GIVEN INSTRUCTION -> Reproduce the listing verbatim.

Chart and figure data:
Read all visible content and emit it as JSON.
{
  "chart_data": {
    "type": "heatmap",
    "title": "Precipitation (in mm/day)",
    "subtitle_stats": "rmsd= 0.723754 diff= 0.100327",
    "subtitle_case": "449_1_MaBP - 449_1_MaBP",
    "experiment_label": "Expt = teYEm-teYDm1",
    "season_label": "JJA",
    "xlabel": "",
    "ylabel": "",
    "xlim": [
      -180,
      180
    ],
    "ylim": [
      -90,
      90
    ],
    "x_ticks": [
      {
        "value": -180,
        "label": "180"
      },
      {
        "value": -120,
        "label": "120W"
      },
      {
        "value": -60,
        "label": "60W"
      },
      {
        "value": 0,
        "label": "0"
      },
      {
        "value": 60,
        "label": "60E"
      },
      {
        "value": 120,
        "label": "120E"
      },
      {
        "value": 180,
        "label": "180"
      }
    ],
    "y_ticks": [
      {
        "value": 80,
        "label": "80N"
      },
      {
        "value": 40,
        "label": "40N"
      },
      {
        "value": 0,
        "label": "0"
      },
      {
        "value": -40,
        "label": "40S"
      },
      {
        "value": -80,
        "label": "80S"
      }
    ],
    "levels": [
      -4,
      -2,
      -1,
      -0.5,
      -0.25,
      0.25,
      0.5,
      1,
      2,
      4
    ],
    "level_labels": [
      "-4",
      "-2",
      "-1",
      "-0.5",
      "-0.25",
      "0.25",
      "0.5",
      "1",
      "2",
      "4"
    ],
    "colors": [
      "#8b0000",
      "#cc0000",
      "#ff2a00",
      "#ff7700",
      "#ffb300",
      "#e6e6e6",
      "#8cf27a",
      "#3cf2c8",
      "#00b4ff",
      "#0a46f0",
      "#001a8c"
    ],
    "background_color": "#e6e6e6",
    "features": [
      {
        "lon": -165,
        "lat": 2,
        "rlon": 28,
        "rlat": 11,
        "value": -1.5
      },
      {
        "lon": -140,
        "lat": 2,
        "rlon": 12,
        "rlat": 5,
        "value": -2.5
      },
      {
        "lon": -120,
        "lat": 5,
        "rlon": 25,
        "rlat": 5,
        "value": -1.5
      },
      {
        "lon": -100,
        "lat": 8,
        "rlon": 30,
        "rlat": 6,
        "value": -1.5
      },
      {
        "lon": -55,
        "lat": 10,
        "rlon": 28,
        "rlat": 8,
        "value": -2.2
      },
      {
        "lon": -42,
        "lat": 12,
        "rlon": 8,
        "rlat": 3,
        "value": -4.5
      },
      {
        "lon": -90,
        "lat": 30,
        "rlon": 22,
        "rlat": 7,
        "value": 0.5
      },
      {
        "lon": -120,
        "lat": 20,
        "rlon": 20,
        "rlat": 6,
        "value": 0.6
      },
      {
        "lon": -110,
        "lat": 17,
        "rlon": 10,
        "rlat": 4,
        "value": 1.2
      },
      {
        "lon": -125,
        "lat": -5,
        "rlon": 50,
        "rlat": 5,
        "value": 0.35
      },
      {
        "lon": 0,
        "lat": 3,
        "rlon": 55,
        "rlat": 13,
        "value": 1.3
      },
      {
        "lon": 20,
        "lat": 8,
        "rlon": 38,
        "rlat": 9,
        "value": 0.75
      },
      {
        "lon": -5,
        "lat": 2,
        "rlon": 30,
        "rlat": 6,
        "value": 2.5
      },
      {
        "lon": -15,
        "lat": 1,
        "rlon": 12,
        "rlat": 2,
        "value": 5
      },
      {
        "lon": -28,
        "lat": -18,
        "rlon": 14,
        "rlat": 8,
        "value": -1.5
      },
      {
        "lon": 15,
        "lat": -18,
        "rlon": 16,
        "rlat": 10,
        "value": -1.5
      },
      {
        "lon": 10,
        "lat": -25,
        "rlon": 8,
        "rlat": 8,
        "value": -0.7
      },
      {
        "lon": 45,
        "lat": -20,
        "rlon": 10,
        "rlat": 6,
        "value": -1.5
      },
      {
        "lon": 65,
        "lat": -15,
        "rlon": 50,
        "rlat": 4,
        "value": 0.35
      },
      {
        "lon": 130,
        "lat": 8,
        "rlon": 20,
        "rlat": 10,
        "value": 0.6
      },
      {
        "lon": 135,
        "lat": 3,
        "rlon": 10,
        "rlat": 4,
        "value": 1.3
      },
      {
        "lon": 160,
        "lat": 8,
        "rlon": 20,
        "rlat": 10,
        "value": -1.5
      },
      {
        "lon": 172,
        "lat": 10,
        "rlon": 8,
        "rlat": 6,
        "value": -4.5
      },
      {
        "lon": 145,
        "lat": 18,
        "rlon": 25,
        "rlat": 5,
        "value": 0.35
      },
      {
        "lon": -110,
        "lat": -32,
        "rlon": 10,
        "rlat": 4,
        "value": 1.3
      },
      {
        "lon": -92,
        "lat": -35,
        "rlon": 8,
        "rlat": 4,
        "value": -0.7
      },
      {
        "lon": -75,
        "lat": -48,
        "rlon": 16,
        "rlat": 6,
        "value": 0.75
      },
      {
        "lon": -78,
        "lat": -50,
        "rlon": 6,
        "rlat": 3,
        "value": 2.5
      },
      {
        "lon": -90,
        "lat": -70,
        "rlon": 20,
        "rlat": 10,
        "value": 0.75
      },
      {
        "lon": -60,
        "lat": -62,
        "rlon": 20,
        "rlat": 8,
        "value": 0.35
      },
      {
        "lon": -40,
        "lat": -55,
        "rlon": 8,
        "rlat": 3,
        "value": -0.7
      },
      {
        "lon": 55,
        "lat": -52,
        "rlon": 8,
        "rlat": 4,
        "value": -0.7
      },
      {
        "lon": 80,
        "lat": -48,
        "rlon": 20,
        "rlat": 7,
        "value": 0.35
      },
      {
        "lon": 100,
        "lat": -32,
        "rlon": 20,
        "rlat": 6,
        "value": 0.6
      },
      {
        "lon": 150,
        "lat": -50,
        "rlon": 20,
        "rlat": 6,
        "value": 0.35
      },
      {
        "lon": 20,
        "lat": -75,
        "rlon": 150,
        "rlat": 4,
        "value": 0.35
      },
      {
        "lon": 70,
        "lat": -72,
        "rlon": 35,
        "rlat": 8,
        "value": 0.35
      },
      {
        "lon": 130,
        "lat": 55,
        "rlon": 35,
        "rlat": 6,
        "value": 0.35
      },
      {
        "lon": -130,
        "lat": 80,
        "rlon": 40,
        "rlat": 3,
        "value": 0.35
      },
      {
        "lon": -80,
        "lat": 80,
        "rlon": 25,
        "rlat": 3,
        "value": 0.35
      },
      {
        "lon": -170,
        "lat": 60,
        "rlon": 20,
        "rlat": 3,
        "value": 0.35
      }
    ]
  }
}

RESULT OF THE TASK ->
Read all visible content and emit it as JSON.
{
  "chart_data": {
    "type": "heatmap",
    "title": "Precipitation (in mm/day)",
    "subtitle_stats": "rmsd= 0.723754 diff= 0.100327",
    "subtitle_case": "449_1_MaBP - 449_1_MaBP",
    "experiment_label": "Expt = teYEm-teYDm1",
    "season_label": "JJA",
    "xlabel": "",
    "ylabel": "",
    "xlim": [
      -180,
      180
    ],
    "ylim": [
      -90,
      90
    ],
    "x_ticks": [
      {
        "value": -180,
        "label": "180"
      },
      {
        "value": -120,
        "label": "120W"
      },
      {
        "value": -60,
        "label": "60W"
      },
      {
        "value": 0,
        "label": "0"
      },
      {
        "value": 60,
        "label": "60E"
      },
      {
        "value": 120,
        "label": "120E"
      },
      {
        "value": 180,
        "label": "180"
      }
    ],
    "y_ticks": [
      {
        "value": 80,
        "label": "80N"
      },
      {
        "value": 40,
        "label": "40N"
      },
      {
        "value": 0,
        "label": "0"
      },
      {
        "value": -40,
        "label": "40S"
      },
      {
        "value": -80,
        "label": "80S"
      }
    ],
    "levels": [
      -4,
      -2,
      -1,
      -0.5,
      -0.25,
      0.25,
      0.5,
      1,
      2,
      4
    ],
    "level_labels": [
      "-4",
      "-2",
      "-1",
      "-0.5",
      "-0.25",
      "0.25",
      "0.5",
      "1",
      "2",
      "4"
    ],
    "colors": [
      "#8b0000",
      "#cc0000",
      "#ff2a00",
      "#ff7700",
      "#ffb300",
      "#e6e6e6",
      "#8cf27a",
      "#3cf2c8",
      "#00b4ff",
      "#0a46f0",
      "#001a8c"
    ],
    "background_color": "#e6e6e6",
    "features": [
      {
        "lon": -165,
        "lat": 2,
        "rlon": 28,
        "rlat": 11,
        "value": -1.5
      },
      {
        "lon": -140,
        "lat": 2,
        "rlon": 12,
        "rlat": 5,
        "value": -2.5
      },
      {
        "lon": -120,
        "lat": 5,
        "rlon": 25,
        "rlat": 5,
        "value": -1.5
      },
      {
        "lon": -100,
        "lat": 8,
        "rlon": 30,
        "rlat": 6,
        "value": -1.5
      },
      {
        "lon": -55,
        "lat": 10,
        "rlon": 28,
        "rlat": 8,
        "value": -2.2
      },
      {
        "lon": -42,
        "lat": 12,
        "rlon": 8,
        "rlat": 3,
        "value": -4.5
      },
      {
        "lon": -90,
        "lat": 30,
        "rlon": 22,
        "rlat": 7,
        "value": 0.5
      },
      {
        "lon": -120,
        "lat": 20,
        "rlon": 20,
        "rlat": 6,
        "value": 0.6
      },
      {
        "lon": -110,
        "lat": 17,
        "rlon": 10,
        "rlat": 4,
        "value": 1.2
      },
      {
        "lon": -125,
        "lat": -5,
        "rlon": 50,
        "rlat": 5,
        "value": 0.35
      },
      {
        "lon": 0,
        "lat": 3,
        "rlon": 55,
        "rlat": 13,
        "value": 1.3
      },
      {
        "lon": 20,
        "lat": 8,
        "rlon": 38,
        "rlat": 9,
        "value": 0.75
      },
      {
        "lon": -5,
        "lat": 2,
        "rlon": 30,
        "rlat": 6,
        "value": 2.5
      },
      {
        "lon": -15,
        "lat": 1,
        "rlon": 12,
        "rlat": 2,
        "value": 5
      },
      {
        "lon": -28,
        "lat": -18,
        "rlon": 14,
        "rlat": 8,
        "value": -1.5
      },
      {
        "lon": 15,
        "lat": -18,
        "rlon": 16,
        "rlat": 10,
        "value": -1.5
      },
      {
        "lon": 10,
        "lat": -25,
        "rlon": 8,
        "rlat": 8,
        "value": -0.7
      },
      {
        "lon": 45,
        "lat": -20,
        "rlon": 10,
        "rlat": 6,
        "value": -1.5
      },
      {
        "lon": 65,
        "lat": -15,
        "rlon": 50,
        "rlat": 4,
        "value": 0.35
      },
      {
        "lon": 130,
        "lat": 8,
        "rlon": 20,
        "rlat": 10,
        "value": 0.6
      },
      {
        "lon": 135,
        "lat": 3,
        "rlon": 10,
        "rlat": 4,
        "value": 1.3
      },
      {
        "lon": 160,
        "lat": 8,
        "rlon": 20,
        "rlat": 10,
        "value": -1.5
      },
      {
        "lon": 172,
        "lat": 10,
        "rlon": 8,
        "rlat": 6,
        "value": -4.5
      },
      {
        "lon": 145,
        "lat": 18,
        "rlon": 25,
        "rlat": 5,
        "value": 0.35
      },
      {
        "lon": -110,
        "lat": -32,
        "rlon": 10,
        "rlat": 4,
        "value": 1.3
      },
      {
        "lon": -92,
        "lat": -35,
        "rlon": 8,
        "rlat": 4,
        "value": -0.7
      },
      {
        "lon": -75,
        "lat": -48,
        "rlon": 16,
        "rlat": 6,
        "value": 0.75
      },
      {
        "lon": -78,
        "lat": -50,
        "rlon": 6,
        "rlat": 3,
        "value": 2.5
      },
      {
        "lon": -90,
        "lat": -70,
        "rlon": 20,
        "rlat": 10,
        "value": 0.75
      },
      {
        "lon": -60,
        "lat": -62,
        "rlon": 20,
        "rlat": 8,
        "value": 0.35
      },
      {
        "lon": -40,
        "lat": -55,
        "rlon": 8,
        "rlat": 3,
        "value": -0.7
      },
      {
        "lon": 55,
        "lat": -52,
        "rlon": 8,
        "rlat": 4,
        "value": -0.7
      },
      {
        "lon": 80,
        "lat": -48,
        "rlon": 20,
        "rlat": 7,
        "value": 0.35
      },
      {
        "lon": 100,
        "lat": -32,
        "rlon": 20,
        "rlat": 6,
        "value": 0.6
      },
      {
        "lon": 150,
        "lat": -50,
        "rlon": 20,
        "rlat": 6,
        "value": 0.35
      },
      {
        "lon": 20,
        "lat": -75,
        "rlon": 150,
        "rlat": 4,
        "value": 0.35
      },
      {
        "lon": 70,
        "lat": -72,
        "rlon": 35,
        "rlat": 8,
        "value": 0.35
      },
      {
        "lon": 130,
        "lat": 55,
        "rlon": 35,
        "rlat": 6,
        "value": 0.35
      },
      {
        "lon": -130,
        "lat": 80,
        "rlon": 40,
        "rlat": 3,
        "value": 0.35
      },
      {
        "lon": -80,
        "lat": 80,
        "rlon": 25,
        "rlat": 3,
        "value": 0.35
      },
      {
        "lon": -170,
        "lat": 60,
        "rlon": 20,
        "rlat": 3,
        "value": 0.35
      }
    ]
  }
}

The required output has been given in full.